**Records supplied:**

* start *

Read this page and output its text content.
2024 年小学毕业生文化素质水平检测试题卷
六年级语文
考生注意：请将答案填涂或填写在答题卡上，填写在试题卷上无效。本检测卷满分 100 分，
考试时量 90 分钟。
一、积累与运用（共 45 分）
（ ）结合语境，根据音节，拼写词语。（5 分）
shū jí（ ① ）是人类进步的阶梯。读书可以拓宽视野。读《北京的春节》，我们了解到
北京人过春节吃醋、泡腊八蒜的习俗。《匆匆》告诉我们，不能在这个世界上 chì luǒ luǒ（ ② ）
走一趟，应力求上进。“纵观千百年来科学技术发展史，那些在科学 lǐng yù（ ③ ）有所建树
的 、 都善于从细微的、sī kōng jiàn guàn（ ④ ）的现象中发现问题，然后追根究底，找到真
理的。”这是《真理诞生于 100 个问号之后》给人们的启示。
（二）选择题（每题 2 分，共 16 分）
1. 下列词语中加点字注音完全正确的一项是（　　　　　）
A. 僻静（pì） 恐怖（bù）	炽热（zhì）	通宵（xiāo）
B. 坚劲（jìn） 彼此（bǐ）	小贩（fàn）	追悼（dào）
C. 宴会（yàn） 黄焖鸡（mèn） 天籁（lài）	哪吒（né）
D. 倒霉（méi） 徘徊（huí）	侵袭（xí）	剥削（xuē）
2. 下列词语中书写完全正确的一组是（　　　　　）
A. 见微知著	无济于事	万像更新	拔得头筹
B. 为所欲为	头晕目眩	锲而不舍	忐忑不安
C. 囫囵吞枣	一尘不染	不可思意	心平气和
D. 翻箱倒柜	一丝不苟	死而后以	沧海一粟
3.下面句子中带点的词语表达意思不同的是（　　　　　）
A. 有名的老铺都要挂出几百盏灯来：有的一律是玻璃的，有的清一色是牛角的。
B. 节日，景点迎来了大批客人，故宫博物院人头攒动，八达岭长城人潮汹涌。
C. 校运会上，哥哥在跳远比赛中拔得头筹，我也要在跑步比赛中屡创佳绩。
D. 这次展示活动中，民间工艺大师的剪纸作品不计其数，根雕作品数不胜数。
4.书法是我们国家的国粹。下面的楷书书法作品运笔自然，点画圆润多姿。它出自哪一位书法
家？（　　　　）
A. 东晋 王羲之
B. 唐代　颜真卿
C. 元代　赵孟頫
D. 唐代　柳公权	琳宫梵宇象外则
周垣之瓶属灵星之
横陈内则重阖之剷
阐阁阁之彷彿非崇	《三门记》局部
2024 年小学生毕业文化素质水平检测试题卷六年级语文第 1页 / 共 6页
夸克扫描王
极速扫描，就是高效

* end *

**Set problem:** Nothing may be left out: return each entry exactly as it reads.

**Solved exercise:**
Read this page and output its text content.
2024 年小学毕业生文化素质水平检测试题卷
六年级语文
考生注意：请将答案填涂或填写在答题卡上，填写在试题卷上无效。本检测卷满分 100 分，
考试时量 90 分钟。
一、积累与运用（共 45 分）
（ ）结合语境，根据音节，拼写词语。（5 分）
shū jí（ ① ）是人类进步的阶梯。读书可以拓宽视野。读《北京的春节》，我们了解到
北京人过春节吃醋、泡腊八蒜的习俗。《匆匆》告诉我们，不能在这个世界上 chì luǒ luǒ（ ② ）
走一趟，应力求上进。“纵观千百年来科学技术发展史，那些在科学 lǐng yù（ ③ ）有所建树
的 、 都善于从细微的、sī kōng jiàn guàn（ ④ ）的现象中发现问题，然后追根究底，找到真
理的。”这是《真理诞生于 100 个问号之后》给人们的启示。
（二）选择题（每题 2 分，共 16 分）
1. 下列词语中加点字注音完全正确的一项是（　　　　　）
A. 僻静（pì） 恐怖（bù）	炽热（zhì）	通宵（xiāo）
B. 坚劲（jìn） 彼此（bǐ）	小贩（fàn）	追悼（dào）
C. 宴会（yàn） 黄焖鸡（mèn） 天籁（lài）	哪吒（né）
D. 倒霉（méi） 徘徊（huí）	侵袭（xí）	剥削（xuē）
2. 下列词语中书写完全正确的一组是（　　　　　）
A. 见微知著	无济于事	万像更新	拔得头筹
B. 为所欲为	头晕目眩	锲而不舍	忐忑不安
C. 囫囵吞枣	一尘不染	不可思意	心平气和
D. 翻箱倒柜	一丝不苟	死而后以	沧海一粟
3.下面句子中带点的词语表达意思不同的是（　　　　　）
A. 有名的老铺都要挂出几百盏灯来：有的一律是玻璃的，有的清一色是牛角的。
B. 节日，景点迎来了大批客人，故宫博物院人头攒动，八达岭长城人潮汹涌。
C. 校运会上，哥哥在跳远比赛中拔得头筹，我也要在跑步比赛中屡创佳绩。
D. 这次展示活动中，民间工艺大师的剪纸作品不计其数，根雕作品数不胜数。
4.书法是我们国家的国粹。下面的楷书书法作品运笔自然，点画圆润多姿。它出自哪一位书法
家？（　　　　）
A. 东晋 王羲之
B. 唐代　颜真卿
C. 元代　赵孟頫
D. 唐代　柳公权	琳宫梵宇象外则
周垣之瓶属灵星之
横陈内则重阖之剷
阐阁阁之彷彿非崇	《三门记》局部
2024 年小学生毕业文化素质水平检测试题卷六年级语文第 1页 / 共 6页
夸克扫描王
极速扫描，就是高效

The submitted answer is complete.